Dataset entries
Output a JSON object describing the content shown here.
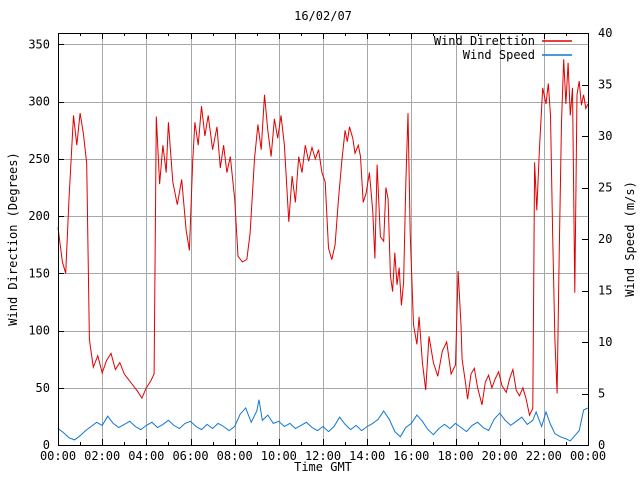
{
  "title": "16/02/07",
  "chart_data": {
    "type": "line",
    "title": "16/02/07",
    "xlabel": "Time GMT",
    "ylabel_left": "Wind Direction (Degrees)",
    "ylabel_right": "Wind Speed (m/s)",
    "grid": true,
    "legend_position": "top-right",
    "x_range_hours": [
      0,
      24
    ],
    "x_tick_interval_hours": 2,
    "x_minor_tick_hours": 1,
    "x_tick_labels": [
      "00:00",
      "02:00",
      "04:00",
      "06:00",
      "08:00",
      "10:00",
      "12:00",
      "14:00",
      "16:00",
      "18:00",
      "20:00",
      "22:00",
      "00:00"
    ],
    "y_left": {
      "range": [
        0,
        360
      ],
      "ticks": [
        0,
        50,
        100,
        150,
        200,
        250,
        300,
        350
      ]
    },
    "y_right": {
      "range": [
        0,
        40
      ],
      "ticks": [
        0,
        5,
        10,
        15,
        20,
        25,
        30,
        35,
        40
      ]
    },
    "series": [
      {
        "name": "Wind Direction",
        "axis": "left",
        "color": "#e10000",
        "points": [
          [
            0.0,
            190
          ],
          [
            0.2,
            160
          ],
          [
            0.35,
            150
          ],
          [
            0.5,
            215
          ],
          [
            0.7,
            288
          ],
          [
            0.85,
            262
          ],
          [
            1.0,
            290
          ],
          [
            1.15,
            272
          ],
          [
            1.3,
            246
          ],
          [
            1.42,
            92
          ],
          [
            1.6,
            68
          ],
          [
            1.8,
            78
          ],
          [
            2.0,
            63
          ],
          [
            2.2,
            74
          ],
          [
            2.4,
            80
          ],
          [
            2.6,
            66
          ],
          [
            2.8,
            72
          ],
          [
            3.0,
            62
          ],
          [
            3.2,
            57
          ],
          [
            3.4,
            52
          ],
          [
            3.6,
            47
          ],
          [
            3.8,
            41
          ],
          [
            4.0,
            50
          ],
          [
            4.2,
            56
          ],
          [
            4.35,
            62
          ],
          [
            4.45,
            287
          ],
          [
            4.6,
            228
          ],
          [
            4.75,
            262
          ],
          [
            4.9,
            238
          ],
          [
            5.0,
            282
          ],
          [
            5.2,
            230
          ],
          [
            5.4,
            210
          ],
          [
            5.6,
            232
          ],
          [
            5.8,
            188
          ],
          [
            5.95,
            170
          ],
          [
            6.1,
            248
          ],
          [
            6.2,
            282
          ],
          [
            6.35,
            262
          ],
          [
            6.5,
            296
          ],
          [
            6.65,
            270
          ],
          [
            6.8,
            288
          ],
          [
            7.0,
            258
          ],
          [
            7.2,
            278
          ],
          [
            7.35,
            242
          ],
          [
            7.5,
            262
          ],
          [
            7.65,
            238
          ],
          [
            7.8,
            252
          ],
          [
            8.0,
            215
          ],
          [
            8.15,
            165
          ],
          [
            8.35,
            160
          ],
          [
            8.55,
            162
          ],
          [
            8.7,
            185
          ],
          [
            8.9,
            250
          ],
          [
            9.05,
            280
          ],
          [
            9.2,
            258
          ],
          [
            9.35,
            306
          ],
          [
            9.5,
            275
          ],
          [
            9.65,
            252
          ],
          [
            9.8,
            285
          ],
          [
            9.95,
            268
          ],
          [
            10.1,
            288
          ],
          [
            10.25,
            262
          ],
          [
            10.45,
            195
          ],
          [
            10.6,
            235
          ],
          [
            10.75,
            212
          ],
          [
            10.9,
            252
          ],
          [
            11.05,
            238
          ],
          [
            11.2,
            262
          ],
          [
            11.35,
            248
          ],
          [
            11.5,
            260
          ],
          [
            11.65,
            250
          ],
          [
            11.8,
            258
          ],
          [
            11.95,
            238
          ],
          [
            12.1,
            230
          ],
          [
            12.25,
            172
          ],
          [
            12.4,
            162
          ],
          [
            12.55,
            175
          ],
          [
            12.7,
            215
          ],
          [
            12.85,
            248
          ],
          [
            13.0,
            275
          ],
          [
            13.1,
            265
          ],
          [
            13.2,
            278
          ],
          [
            13.35,
            268
          ],
          [
            13.45,
            255
          ],
          [
            13.6,
            262
          ],
          [
            13.7,
            252
          ],
          [
            13.82,
            212
          ],
          [
            13.95,
            220
          ],
          [
            14.1,
            238
          ],
          [
            14.25,
            205
          ],
          [
            14.35,
            163
          ],
          [
            14.45,
            245
          ],
          [
            14.6,
            182
          ],
          [
            14.75,
            178
          ],
          [
            14.85,
            225
          ],
          [
            14.95,
            215
          ],
          [
            15.05,
            148
          ],
          [
            15.15,
            134
          ],
          [
            15.25,
            168
          ],
          [
            15.35,
            140
          ],
          [
            15.45,
            155
          ],
          [
            15.55,
            122
          ],
          [
            15.65,
            142
          ],
          [
            15.75,
            228
          ],
          [
            15.85,
            290
          ],
          [
            15.95,
            185
          ],
          [
            16.1,
            105
          ],
          [
            16.25,
            88
          ],
          [
            16.35,
            112
          ],
          [
            16.5,
            72
          ],
          [
            16.65,
            48
          ],
          [
            16.8,
            95
          ],
          [
            17.0,
            72
          ],
          [
            17.2,
            60
          ],
          [
            17.4,
            82
          ],
          [
            17.6,
            90
          ],
          [
            17.8,
            62
          ],
          [
            18.0,
            70
          ],
          [
            18.12,
            152
          ],
          [
            18.25,
            105
          ],
          [
            18.3,
            75
          ],
          [
            18.45,
            55
          ],
          [
            18.55,
            40
          ],
          [
            18.7,
            62
          ],
          [
            18.85,
            67
          ],
          [
            19.0,
            50
          ],
          [
            19.2,
            35
          ],
          [
            19.35,
            55
          ],
          [
            19.5,
            61
          ],
          [
            19.65,
            50
          ],
          [
            19.8,
            58
          ],
          [
            19.95,
            64
          ],
          [
            20.1,
            52
          ],
          [
            20.3,
            46
          ],
          [
            20.45,
            58
          ],
          [
            20.6,
            66
          ],
          [
            20.75,
            48
          ],
          [
            20.9,
            43
          ],
          [
            21.05,
            50
          ],
          [
            21.2,
            40
          ],
          [
            21.35,
            26
          ],
          [
            21.5,
            32
          ],
          [
            21.58,
            247
          ],
          [
            21.68,
            205
          ],
          [
            21.8,
            258
          ],
          [
            21.95,
            312
          ],
          [
            22.1,
            298
          ],
          [
            22.2,
            316
          ],
          [
            22.3,
            288
          ],
          [
            22.4,
            182
          ],
          [
            22.5,
            92
          ],
          [
            22.6,
            45
          ],
          [
            22.7,
            172
          ],
          [
            22.8,
            282
          ],
          [
            22.9,
            337
          ],
          [
            23.0,
            298
          ],
          [
            23.1,
            334
          ],
          [
            23.2,
            288
          ],
          [
            23.3,
            312
          ],
          [
            23.4,
            133
          ],
          [
            23.5,
            306
          ],
          [
            23.6,
            318
          ],
          [
            23.7,
            297
          ],
          [
            23.8,
            306
          ],
          [
            23.9,
            294
          ],
          [
            24.0,
            298
          ]
        ]
      },
      {
        "name": "Wind Speed",
        "axis": "right",
        "color": "#1177d1",
        "points": [
          [
            0.0,
            1.6
          ],
          [
            0.25,
            1.2
          ],
          [
            0.5,
            0.7
          ],
          [
            0.75,
            0.5
          ],
          [
            1.0,
            0.9
          ],
          [
            1.25,
            1.4
          ],
          [
            1.5,
            1.8
          ],
          [
            1.75,
            2.2
          ],
          [
            2.0,
            1.9
          ],
          [
            2.25,
            2.8
          ],
          [
            2.5,
            2.1
          ],
          [
            2.75,
            1.7
          ],
          [
            3.0,
            2.0
          ],
          [
            3.25,
            2.3
          ],
          [
            3.5,
            1.8
          ],
          [
            3.75,
            1.5
          ],
          [
            4.0,
            1.9
          ],
          [
            4.25,
            2.2
          ],
          [
            4.5,
            1.7
          ],
          [
            4.75,
            2.0
          ],
          [
            5.0,
            2.4
          ],
          [
            5.25,
            1.9
          ],
          [
            5.5,
            1.6
          ],
          [
            5.75,
            2.1
          ],
          [
            6.0,
            2.3
          ],
          [
            6.25,
            1.8
          ],
          [
            6.5,
            1.5
          ],
          [
            6.75,
            2.0
          ],
          [
            7.0,
            1.6
          ],
          [
            7.25,
            2.1
          ],
          [
            7.5,
            1.8
          ],
          [
            7.75,
            1.4
          ],
          [
            8.0,
            1.8
          ],
          [
            8.25,
            3.0
          ],
          [
            8.5,
            3.6
          ],
          [
            8.75,
            2.2
          ],
          [
            9.0,
            3.3
          ],
          [
            9.1,
            4.4
          ],
          [
            9.25,
            2.4
          ],
          [
            9.5,
            2.9
          ],
          [
            9.75,
            2.1
          ],
          [
            10.0,
            2.3
          ],
          [
            10.25,
            1.8
          ],
          [
            10.5,
            2.1
          ],
          [
            10.75,
            1.6
          ],
          [
            11.0,
            1.9
          ],
          [
            11.25,
            2.2
          ],
          [
            11.5,
            1.7
          ],
          [
            11.75,
            1.4
          ],
          [
            12.0,
            1.8
          ],
          [
            12.25,
            1.3
          ],
          [
            12.5,
            1.8
          ],
          [
            12.75,
            2.7
          ],
          [
            13.0,
            2.0
          ],
          [
            13.25,
            1.5
          ],
          [
            13.5,
            1.9
          ],
          [
            13.75,
            1.4
          ],
          [
            14.0,
            1.8
          ],
          [
            14.25,
            2.1
          ],
          [
            14.5,
            2.5
          ],
          [
            14.75,
            3.3
          ],
          [
            15.0,
            2.5
          ],
          [
            15.25,
            1.3
          ],
          [
            15.5,
            0.8
          ],
          [
            15.75,
            1.7
          ],
          [
            16.0,
            2.1
          ],
          [
            16.25,
            2.9
          ],
          [
            16.5,
            2.3
          ],
          [
            16.75,
            1.5
          ],
          [
            17.0,
            1.0
          ],
          [
            17.25,
            1.6
          ],
          [
            17.5,
            2.0
          ],
          [
            17.75,
            1.6
          ],
          [
            18.0,
            2.1
          ],
          [
            18.25,
            1.7
          ],
          [
            18.5,
            1.3
          ],
          [
            18.75,
            1.9
          ],
          [
            19.0,
            2.2
          ],
          [
            19.25,
            1.7
          ],
          [
            19.5,
            1.4
          ],
          [
            19.75,
            2.5
          ],
          [
            20.0,
            3.1
          ],
          [
            20.25,
            2.4
          ],
          [
            20.5,
            1.9
          ],
          [
            20.75,
            2.3
          ],
          [
            21.0,
            2.7
          ],
          [
            21.25,
            2.0
          ],
          [
            21.5,
            2.4
          ],
          [
            21.65,
            3.2
          ],
          [
            21.9,
            1.8
          ],
          [
            22.1,
            3.2
          ],
          [
            22.3,
            2.0
          ],
          [
            22.5,
            1.1
          ],
          [
            22.75,
            0.8
          ],
          [
            23.0,
            0.6
          ],
          [
            23.2,
            0.4
          ],
          [
            23.4,
            0.9
          ],
          [
            23.6,
            1.4
          ],
          [
            23.8,
            3.4
          ],
          [
            24.0,
            3.6
          ]
        ]
      }
    ],
    "legend": {
      "entries": [
        "Wind Direction",
        "Wind Speed"
      ]
    }
  },
  "colors": {
    "wind_direction": "#e10000",
    "wind_speed": "#1177d1",
    "grid": "#a8a8a8",
    "axis": "#000000",
    "text": "#000000",
    "background": "#ffffff"
  }
}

- **Goal**
Read the entries above, then pull out the lines that include "name".

- **Exercise result**
        "name": "Wind Direction",
        "name": "Wind Speed",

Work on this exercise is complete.